▼

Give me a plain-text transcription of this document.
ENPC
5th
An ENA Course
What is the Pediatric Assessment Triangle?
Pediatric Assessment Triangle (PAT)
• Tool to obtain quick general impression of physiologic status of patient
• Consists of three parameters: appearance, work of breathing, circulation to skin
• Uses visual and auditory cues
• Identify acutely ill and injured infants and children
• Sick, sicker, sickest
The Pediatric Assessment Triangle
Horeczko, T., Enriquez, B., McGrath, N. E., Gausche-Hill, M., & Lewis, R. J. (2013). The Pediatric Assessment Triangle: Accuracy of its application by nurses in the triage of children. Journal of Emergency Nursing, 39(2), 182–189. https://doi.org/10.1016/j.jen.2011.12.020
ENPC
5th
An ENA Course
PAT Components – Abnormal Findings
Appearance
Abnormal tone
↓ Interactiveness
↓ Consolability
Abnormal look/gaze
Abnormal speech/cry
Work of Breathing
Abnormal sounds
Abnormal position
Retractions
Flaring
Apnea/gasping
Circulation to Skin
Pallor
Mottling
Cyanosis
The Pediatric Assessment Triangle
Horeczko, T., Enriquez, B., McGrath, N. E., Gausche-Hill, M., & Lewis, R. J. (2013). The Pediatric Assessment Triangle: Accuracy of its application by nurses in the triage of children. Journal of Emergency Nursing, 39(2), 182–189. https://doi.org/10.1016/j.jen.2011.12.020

▲

**TASK REQUIREMENTS**
Using the listing above, please repeat every entry exactly.

**EXERCISE ANSWER**
Give me a plain-text transcription of this document.
ENPC
5th
An ENA Course
What is the Pediatric Assessment Triangle?
Pediatric Assessment Triangle (PAT)
• Tool to obtain quick general impression of physiologic status of patient
• Consists of three parameters: appearance, work of breathing, circulation to skin
• Uses visual and auditory cues
• Identify acutely ill and injured infants and children
• Sick, sicker, sickest
The Pediatric Assessment Triangle
Horeczko, T., Enriquez, B., McGrath, N. E., Gausche-Hill, M., & Lewis, R. J. (2013). The Pediatric Assessment Triangle: Accuracy of its application by nurses in the triage of children. Journal of Emergency Nursing, 39(2), 182–189. https://doi.org/10.1016/j.jen.2011.12.020
ENPC
5th
An ENA Course
PAT Components – Abnormal Findings
Appearance
Abnormal tone
↓ Interactiveness
↓ Consolability
Abnormal look/gaze
Abnormal speech/cry
Work of Breathing
Abnormal sounds
Abnormal position
Retractions
Flaring
Apnea/gasping
Circulation to Skin
Pallor
Mottling
Cyanosis
The Pediatric Assessment Triangle
Horeczko, T., Enriquez, B., McGrath, N. E., Gausche-Hill, M., & Lewis, R. J. (2013). The Pediatric Assessment Triangle: Accuracy of its application by nurses in the triage of children. Journal of Emergency Nursing, 39(2), 182–189. https://doi.org/10.1016/j.jen.2011.12.020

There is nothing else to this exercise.